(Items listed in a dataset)
-*-*-

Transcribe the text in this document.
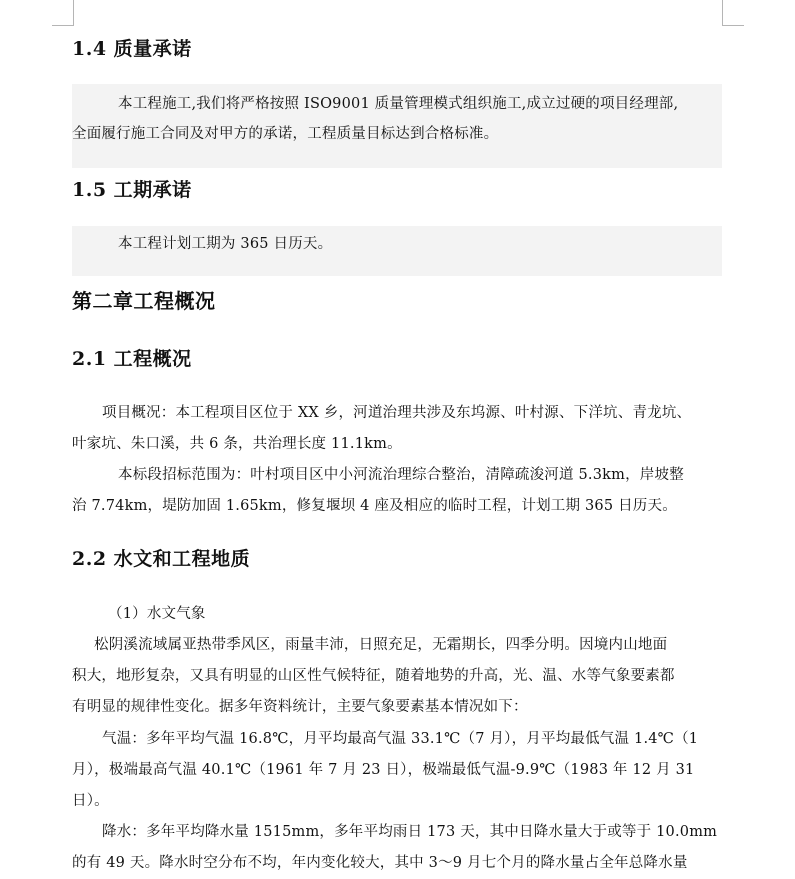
1.4 质量承诺
本工程施工,我们将严格按照 ISO9001 质量管理模式组织施工,成立过硬的项目经理部,
全面履行施工合同及对甲方的承诺，工程质量目标达到合格标准。
1.5 工期承诺
本工程计划工期为 365 日历天。
第二章工程概况
2.1 工程概况
项目概况：本工程项目区位于 XX 乡，河道治理共涉及东坞源、叶村源、下洋坑、青龙坑、
叶家坑、朱口溪，共 6 条，共治理长度 11.1km。
本标段招标范围为：叶村项目区中小河流治理综合整治，清障疏浚河道 5.3km，岸坡整
治 7.74km，堤防加固 1.65km，修复堰坝 4 座及相应的临时工程，计划工期 365 日历天。
2.2 水文和工程地质
（1）水文气象
松阴溪流域属亚热带季风区，雨量丰沛，日照充足，无霜期长，四季分明。因境内山地面
积大，地形复杂，又具有明显的山区性气候特征，随着地势的升高，光、温、水等气象要素都
有明显的规律性变化。据多年资料统计，主要气象要素基本情况如下：
气温：多年平均气温 16.8℃，月平均最高气温 33.1℃（7 月），月平均最低气温 1.4℃（1
月），极端最高气温 40.1℃（1961 年 7 月 23 日），极端最低气温-9.9℃（1983 年 12 月 31
日）。
降水：多年平均降水量 1515mm，多年平均雨日 173 天，其中日降水量大于或等于 10.0mm
的有 49 天。降水时空分布不均，年内变化较大，其中 3～9 月七个月的降水量占全年总降水量
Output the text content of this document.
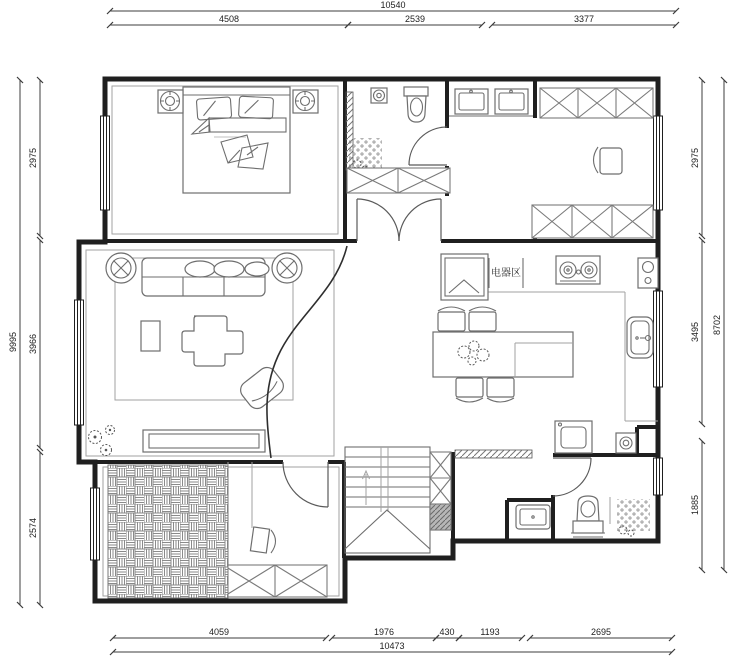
10540
4508	2539	3377
4059	1976	430	1193	2695
10473
9995
2975
3966
2574
2975
3495
1885
8702
电器区
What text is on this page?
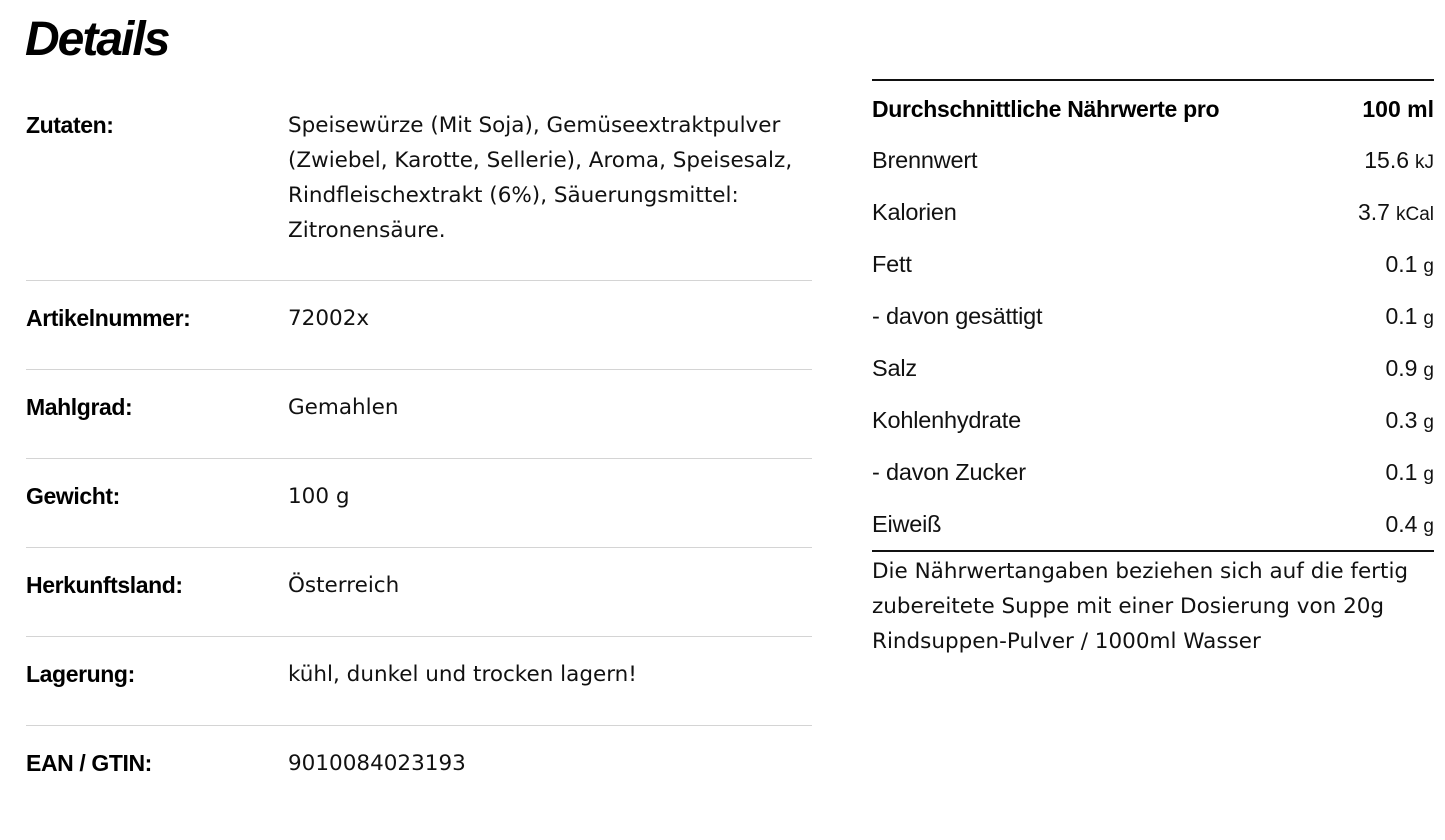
Details
Zutaten:	Speisewürze (Mit Soja), Gemüseextraktpulver (Zwiebel, Karotte, Sellerie), Aroma, Speisesalz, Rindfleischextrakt (6%), Säuerungsmittel: Zitronensäure.
Artikelnummer:	72002x
Mahlgrad:	Gemahlen
Gewicht:	100 g
Herkunftsland:	Österreich
Lagerung:	kühl, dunkel und trocken lagern!
EAN / GTIN:	9010084023193
Durchschnittliche Nährwerte pro	100 ml
Brennwert	15.6 kJ
Kalorien	3.7 kCal
Fett	0.1 g
- davon gesättigt	0.1 g
Salz	0.9 g
Kohlenhydrate	0.3 g
- davon Zucker	0.1 g
Eiweiß	0.4 g
Die Nährwertangaben beziehen sich auf die fertig zubereitete Suppe mit einer Dosierung von 20g Rindsuppen-Pulver / 1000ml Wasser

-*-*-

Problem statement:
Pictures are to be left out; otherwise, copy exactly each line from the one containing "Output the text content of this document." through the last line of the listing.

Output of the exercise:
Output the text content of this document.
10540
4508	2539	3377
4059	1976	430	1193	2695
10473
9995
2975
3966
2574
2975
3495
1885
8702
电器区
What text is on this page?
Details
Zutaten:	Speisewürze (Mit Soja), Gemüseextraktpulver (Zwiebel, Karotte, Sellerie), Aroma, Speisesalz, Rindfleischextrakt (6%), Säuerungsmittel: Zitronensäure.
Artikelnummer:	72002x
Mahlgrad:	Gemahlen
Gewicht:	100 g
Herkunftsland:	Österreich
Lagerung:	kühl, dunkel und trocken lagern!
EAN / GTIN:	9010084023193
Durchschnittliche Nährwerte pro	100 ml
Brennwert	15.6 kJ
Kalorien	3.7 kCal
Fett	0.1 g
- davon gesättigt	0.1 g
Salz	0.9 g
Kohlenhydrate	0.3 g
- davon Zucker	0.1 g
Eiweiß	0.4 g
Die Nährwertangaben beziehen sich auf die fertig zubereitete Suppe mit einer Dosierung von 20g Rindsuppen-Pulver / 1000ml Wasser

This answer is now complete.